Copy the records from the start up to and including the line with "sender-prefix: eu, [154,700,195,727]". Change each "Floriva" to "Bloomly" and leave everything else the same.
MATERIAL FOR THIS EXERCISE start
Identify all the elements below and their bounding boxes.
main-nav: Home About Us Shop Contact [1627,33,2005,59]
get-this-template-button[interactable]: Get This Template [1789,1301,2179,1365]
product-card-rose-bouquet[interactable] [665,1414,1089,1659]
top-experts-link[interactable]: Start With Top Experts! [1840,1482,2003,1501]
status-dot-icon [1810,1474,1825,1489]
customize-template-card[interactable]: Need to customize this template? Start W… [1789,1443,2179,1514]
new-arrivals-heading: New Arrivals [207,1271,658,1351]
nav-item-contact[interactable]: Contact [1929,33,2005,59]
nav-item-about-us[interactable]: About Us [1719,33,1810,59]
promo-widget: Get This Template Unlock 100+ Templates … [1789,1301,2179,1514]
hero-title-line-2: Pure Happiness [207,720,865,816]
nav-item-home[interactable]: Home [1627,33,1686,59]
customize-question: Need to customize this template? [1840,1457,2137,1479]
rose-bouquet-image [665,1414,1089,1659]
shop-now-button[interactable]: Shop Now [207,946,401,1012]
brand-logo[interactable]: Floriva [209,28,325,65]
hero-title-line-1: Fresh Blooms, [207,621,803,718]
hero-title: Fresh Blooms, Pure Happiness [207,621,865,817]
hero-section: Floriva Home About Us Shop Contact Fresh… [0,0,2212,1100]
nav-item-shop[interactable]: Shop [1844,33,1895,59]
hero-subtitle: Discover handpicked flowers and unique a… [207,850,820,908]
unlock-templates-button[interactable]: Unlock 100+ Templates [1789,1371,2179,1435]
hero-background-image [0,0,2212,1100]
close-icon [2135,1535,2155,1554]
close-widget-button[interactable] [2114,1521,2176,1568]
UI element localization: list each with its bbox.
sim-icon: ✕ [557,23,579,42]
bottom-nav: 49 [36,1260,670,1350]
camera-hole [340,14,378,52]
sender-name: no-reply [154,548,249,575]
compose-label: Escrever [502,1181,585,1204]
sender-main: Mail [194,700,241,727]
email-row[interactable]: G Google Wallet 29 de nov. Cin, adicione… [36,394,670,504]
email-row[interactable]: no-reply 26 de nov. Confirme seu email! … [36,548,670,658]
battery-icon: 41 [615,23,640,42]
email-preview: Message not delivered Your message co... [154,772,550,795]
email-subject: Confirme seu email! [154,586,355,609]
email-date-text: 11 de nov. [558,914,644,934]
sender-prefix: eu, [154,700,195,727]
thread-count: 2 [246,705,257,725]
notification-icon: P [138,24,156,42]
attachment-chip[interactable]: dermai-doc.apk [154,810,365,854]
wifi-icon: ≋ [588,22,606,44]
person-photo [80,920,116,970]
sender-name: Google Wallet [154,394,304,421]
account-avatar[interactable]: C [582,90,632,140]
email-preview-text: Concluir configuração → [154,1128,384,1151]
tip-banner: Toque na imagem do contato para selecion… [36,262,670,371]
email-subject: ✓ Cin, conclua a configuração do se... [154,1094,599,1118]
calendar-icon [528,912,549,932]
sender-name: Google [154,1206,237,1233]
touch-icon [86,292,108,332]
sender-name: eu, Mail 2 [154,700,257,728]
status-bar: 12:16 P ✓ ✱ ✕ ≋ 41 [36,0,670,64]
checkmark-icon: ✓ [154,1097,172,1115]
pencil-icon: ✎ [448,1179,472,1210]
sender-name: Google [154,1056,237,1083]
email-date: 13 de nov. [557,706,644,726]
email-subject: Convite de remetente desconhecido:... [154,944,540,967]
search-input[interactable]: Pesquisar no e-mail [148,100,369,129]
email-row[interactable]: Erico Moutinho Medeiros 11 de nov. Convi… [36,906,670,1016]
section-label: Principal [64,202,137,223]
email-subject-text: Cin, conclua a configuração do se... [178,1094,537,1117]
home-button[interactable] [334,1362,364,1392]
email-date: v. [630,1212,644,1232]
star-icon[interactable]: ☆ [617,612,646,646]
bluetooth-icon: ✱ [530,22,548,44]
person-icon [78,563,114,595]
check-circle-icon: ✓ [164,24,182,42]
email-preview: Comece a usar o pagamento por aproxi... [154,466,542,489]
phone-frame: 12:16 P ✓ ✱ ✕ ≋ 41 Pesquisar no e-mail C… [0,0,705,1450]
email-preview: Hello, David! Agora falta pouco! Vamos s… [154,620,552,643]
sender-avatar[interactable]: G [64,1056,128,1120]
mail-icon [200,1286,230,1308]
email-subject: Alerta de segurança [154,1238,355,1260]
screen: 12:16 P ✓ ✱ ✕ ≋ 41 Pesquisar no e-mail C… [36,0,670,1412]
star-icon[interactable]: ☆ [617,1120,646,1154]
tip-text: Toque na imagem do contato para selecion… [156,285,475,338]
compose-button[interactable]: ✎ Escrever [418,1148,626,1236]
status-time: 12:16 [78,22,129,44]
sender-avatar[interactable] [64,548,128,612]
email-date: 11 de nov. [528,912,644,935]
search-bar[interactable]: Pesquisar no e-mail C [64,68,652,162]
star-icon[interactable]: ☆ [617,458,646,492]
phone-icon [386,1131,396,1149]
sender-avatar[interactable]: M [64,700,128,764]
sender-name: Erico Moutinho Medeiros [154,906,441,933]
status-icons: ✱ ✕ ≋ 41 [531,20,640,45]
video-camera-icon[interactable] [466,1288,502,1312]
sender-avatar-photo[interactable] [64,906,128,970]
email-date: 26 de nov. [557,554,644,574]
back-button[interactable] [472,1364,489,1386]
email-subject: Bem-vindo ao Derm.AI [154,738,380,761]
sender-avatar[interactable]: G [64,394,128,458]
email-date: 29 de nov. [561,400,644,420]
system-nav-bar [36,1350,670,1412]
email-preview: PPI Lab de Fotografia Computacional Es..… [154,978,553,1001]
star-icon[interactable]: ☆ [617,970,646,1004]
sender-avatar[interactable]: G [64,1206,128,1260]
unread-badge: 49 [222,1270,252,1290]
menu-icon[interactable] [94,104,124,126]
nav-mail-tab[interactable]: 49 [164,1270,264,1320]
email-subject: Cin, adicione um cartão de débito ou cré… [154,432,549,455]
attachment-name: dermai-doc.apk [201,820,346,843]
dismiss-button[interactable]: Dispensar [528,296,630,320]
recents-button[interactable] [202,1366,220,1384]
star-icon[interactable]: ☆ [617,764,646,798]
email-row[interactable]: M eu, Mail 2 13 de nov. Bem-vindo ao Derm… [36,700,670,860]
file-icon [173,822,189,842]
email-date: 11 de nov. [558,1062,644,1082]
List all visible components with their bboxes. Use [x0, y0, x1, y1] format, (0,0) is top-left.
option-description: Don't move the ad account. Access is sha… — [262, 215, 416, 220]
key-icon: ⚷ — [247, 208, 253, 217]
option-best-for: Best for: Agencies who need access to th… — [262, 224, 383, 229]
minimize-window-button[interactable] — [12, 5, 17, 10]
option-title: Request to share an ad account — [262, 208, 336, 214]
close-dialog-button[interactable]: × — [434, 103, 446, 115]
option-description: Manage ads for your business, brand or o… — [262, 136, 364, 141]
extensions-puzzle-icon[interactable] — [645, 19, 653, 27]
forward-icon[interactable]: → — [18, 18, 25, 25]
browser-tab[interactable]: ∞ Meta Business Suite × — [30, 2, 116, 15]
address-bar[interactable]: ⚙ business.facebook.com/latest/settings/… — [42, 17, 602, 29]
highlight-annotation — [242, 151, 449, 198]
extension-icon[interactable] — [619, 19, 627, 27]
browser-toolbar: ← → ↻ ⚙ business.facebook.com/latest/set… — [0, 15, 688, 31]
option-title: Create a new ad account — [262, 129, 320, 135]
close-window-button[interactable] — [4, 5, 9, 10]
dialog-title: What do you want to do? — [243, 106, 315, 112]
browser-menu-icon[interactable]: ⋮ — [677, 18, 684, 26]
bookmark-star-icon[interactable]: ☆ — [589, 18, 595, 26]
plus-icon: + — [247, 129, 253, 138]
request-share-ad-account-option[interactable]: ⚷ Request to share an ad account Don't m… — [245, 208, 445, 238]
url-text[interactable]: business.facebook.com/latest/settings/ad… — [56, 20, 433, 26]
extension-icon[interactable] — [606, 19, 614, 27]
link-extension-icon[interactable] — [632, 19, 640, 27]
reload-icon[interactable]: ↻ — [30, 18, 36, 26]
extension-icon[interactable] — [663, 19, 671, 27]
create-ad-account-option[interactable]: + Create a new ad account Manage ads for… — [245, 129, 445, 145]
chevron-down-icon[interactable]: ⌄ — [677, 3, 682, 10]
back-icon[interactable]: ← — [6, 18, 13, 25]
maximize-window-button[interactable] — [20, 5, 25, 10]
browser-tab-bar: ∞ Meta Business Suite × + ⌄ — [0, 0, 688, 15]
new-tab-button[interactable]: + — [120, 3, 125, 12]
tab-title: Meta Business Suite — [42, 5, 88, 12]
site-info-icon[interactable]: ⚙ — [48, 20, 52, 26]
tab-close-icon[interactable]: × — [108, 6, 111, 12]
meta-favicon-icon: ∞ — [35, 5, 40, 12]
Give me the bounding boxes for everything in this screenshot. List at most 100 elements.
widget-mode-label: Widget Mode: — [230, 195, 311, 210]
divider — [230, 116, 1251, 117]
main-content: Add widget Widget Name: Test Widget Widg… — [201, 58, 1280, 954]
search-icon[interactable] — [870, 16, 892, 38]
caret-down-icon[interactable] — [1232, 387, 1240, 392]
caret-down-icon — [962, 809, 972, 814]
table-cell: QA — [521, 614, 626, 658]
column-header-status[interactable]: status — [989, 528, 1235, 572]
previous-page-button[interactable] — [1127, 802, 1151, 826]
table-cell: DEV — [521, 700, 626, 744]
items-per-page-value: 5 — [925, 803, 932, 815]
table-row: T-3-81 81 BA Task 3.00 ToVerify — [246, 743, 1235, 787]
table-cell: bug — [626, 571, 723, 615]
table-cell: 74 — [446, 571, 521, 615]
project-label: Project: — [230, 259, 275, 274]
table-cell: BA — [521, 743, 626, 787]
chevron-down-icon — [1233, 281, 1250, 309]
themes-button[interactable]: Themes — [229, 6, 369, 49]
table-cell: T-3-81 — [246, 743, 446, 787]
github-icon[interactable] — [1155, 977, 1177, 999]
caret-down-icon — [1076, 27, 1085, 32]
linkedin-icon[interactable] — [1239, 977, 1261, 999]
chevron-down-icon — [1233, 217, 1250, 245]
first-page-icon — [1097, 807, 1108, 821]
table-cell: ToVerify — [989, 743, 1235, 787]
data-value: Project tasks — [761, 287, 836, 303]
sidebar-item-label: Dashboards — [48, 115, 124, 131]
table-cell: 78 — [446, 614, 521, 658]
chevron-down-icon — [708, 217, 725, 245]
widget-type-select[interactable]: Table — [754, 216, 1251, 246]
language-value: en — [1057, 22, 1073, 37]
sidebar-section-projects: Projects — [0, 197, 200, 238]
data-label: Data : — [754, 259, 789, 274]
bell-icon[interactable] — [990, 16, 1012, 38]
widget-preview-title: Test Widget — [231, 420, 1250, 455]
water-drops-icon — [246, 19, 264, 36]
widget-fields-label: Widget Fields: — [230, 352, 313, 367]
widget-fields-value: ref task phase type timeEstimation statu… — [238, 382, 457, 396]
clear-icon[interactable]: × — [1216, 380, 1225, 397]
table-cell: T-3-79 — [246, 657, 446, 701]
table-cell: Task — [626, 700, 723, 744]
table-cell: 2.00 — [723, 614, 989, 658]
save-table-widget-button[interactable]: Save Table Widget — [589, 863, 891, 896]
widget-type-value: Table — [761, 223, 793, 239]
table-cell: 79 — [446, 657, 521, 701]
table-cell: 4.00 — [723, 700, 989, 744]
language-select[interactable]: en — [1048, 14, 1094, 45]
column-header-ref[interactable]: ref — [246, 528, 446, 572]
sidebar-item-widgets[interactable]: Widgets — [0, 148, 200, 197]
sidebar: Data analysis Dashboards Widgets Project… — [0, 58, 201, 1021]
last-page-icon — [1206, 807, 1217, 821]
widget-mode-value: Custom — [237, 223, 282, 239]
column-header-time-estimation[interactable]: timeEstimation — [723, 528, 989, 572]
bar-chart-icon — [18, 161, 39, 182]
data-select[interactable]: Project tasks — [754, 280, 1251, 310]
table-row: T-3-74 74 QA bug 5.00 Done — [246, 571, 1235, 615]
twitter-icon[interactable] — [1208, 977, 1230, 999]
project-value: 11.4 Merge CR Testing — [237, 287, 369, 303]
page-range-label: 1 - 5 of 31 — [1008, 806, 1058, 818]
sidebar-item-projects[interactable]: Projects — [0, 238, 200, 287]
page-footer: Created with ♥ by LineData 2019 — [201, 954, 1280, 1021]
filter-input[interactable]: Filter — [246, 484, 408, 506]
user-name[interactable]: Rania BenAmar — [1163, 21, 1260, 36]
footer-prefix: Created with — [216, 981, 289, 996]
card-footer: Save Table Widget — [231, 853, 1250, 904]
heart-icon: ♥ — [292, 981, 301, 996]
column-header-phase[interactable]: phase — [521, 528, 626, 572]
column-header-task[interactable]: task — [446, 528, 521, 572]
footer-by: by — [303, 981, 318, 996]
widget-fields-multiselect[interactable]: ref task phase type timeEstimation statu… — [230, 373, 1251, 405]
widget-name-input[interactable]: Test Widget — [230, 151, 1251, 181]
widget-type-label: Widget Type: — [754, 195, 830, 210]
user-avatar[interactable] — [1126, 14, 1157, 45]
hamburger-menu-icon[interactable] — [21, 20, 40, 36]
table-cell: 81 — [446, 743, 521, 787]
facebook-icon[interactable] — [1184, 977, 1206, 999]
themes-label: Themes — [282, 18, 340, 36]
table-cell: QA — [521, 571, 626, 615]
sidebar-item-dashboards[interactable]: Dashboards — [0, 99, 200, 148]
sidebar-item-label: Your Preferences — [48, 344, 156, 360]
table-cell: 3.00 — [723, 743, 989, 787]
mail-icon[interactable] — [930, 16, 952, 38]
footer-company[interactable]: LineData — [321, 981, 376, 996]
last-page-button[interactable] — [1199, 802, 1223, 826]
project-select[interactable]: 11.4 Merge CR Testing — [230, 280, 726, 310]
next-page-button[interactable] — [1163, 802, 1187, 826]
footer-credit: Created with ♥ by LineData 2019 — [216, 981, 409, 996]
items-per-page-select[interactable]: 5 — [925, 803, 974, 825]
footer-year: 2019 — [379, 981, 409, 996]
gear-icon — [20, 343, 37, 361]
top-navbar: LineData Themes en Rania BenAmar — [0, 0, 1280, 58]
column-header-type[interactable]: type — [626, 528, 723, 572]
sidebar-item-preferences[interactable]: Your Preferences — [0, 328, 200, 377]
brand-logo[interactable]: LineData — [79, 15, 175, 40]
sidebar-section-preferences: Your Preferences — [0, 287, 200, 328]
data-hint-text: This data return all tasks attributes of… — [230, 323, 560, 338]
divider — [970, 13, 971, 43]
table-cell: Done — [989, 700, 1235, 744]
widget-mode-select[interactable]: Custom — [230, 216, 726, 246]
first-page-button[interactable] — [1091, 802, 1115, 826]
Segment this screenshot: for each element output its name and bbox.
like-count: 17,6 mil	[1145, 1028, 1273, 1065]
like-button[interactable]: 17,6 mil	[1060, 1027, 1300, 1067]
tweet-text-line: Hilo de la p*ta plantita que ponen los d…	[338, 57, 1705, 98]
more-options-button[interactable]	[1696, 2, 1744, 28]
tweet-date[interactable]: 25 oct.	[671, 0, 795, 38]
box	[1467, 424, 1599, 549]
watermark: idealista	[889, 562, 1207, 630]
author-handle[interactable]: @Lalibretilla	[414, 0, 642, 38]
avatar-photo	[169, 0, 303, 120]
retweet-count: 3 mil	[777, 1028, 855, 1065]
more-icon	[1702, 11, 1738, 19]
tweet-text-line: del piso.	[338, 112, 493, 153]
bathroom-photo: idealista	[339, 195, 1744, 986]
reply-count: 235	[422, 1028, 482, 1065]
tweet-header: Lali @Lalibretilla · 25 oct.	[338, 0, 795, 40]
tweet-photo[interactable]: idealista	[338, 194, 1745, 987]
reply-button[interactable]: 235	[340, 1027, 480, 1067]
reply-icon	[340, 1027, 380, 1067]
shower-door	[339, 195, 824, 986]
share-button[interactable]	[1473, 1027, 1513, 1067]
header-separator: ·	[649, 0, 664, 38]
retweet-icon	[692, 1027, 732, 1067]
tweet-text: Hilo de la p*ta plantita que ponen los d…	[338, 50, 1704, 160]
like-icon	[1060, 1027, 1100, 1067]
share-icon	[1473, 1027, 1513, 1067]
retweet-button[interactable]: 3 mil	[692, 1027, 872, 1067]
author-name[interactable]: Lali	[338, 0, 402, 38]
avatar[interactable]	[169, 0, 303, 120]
MATERIAL FOR THIS EXERCISE end
THE ANSWER:
Identify all the elements below and their bounding boxes.
main-nav: Home About Us Shop Contact [1627,33,2005,59]
get-this-template-button[interactable]: Get This Template [1789,1301,2179,1365]
product-card-rose-bouquet[interactable] [665,1414,1089,1659]
top-experts-link[interactable]: Start With Top Experts! [1840,1482,2003,1501]
status-dot-icon [1810,1474,1825,1489]
customize-template-card[interactable]: Need to customize this template? Start W… [1789,1443,2179,1514]
new-arrivals-heading: New Arrivals [207,1271,658,1351]
nav-item-contact[interactable]: Contact [1929,33,2005,59]
nav-item-about-us[interactable]: About Us [1719,33,1810,59]
promo-widget: Get This Template Unlock 100+ Templates … [1789,1301,2179,1514]
hero-title-line-2: Pure Happiness [207,720,865,816]
nav-item-home[interactable]: Home [1627,33,1686,59]
customize-question: Need to customize this template? [1840,1457,2137,1479]
rose-bouquet-image [665,1414,1089,1659]
shop-now-button[interactable]: Shop Now [207,946,401,1012]
brand-logo[interactable]: Bloomly [209,28,325,65]
hero-title-line-1: Fresh Blooms, [207,621,803,718]
hero-title: Fresh Blooms, Pure Happiness [207,621,865,817]
hero-section: Bloomly Home About Us Shop Contact Fresh… [0,0,2212,1100]
nav-item-shop[interactable]: Shop [1844,33,1895,59]
hero-subtitle: Discover handpicked flowers and unique a… [207,850,820,908]
unlock-templates-button[interactable]: Unlock 100+ Templates [1789,1371,2179,1435]
hero-background-image [0,0,2212,1100]
close-icon [2135,1535,2155,1554]
close-widget-button[interactable] [2114,1521,2176,1568]
UI element localization: list each with its bbox.
sim-icon: ✕ [557,23,579,42]
bottom-nav: 49 [36,1260,670,1350]
camera-hole [340,14,378,52]
sender-name: no-reply [154,548,249,575]
compose-label: Escrever [502,1181,585,1204]
sender-main: Mail [194,700,241,727]
email-row[interactable]: G Google Wallet 29 de nov. Cin, adicione… [36,394,670,504]
email-row[interactable]: no-reply 26 de nov. Confirme seu email! … [36,548,670,658]
battery-icon: 41 [615,23,640,42]
email-preview: Message not delivered Your message co... [154,772,550,795]
email-subject: Confirme seu email! [154,586,355,609]
email-date-text: 11 de nov. [558,914,644,934]
sender-prefix: eu, [154,700,195,727]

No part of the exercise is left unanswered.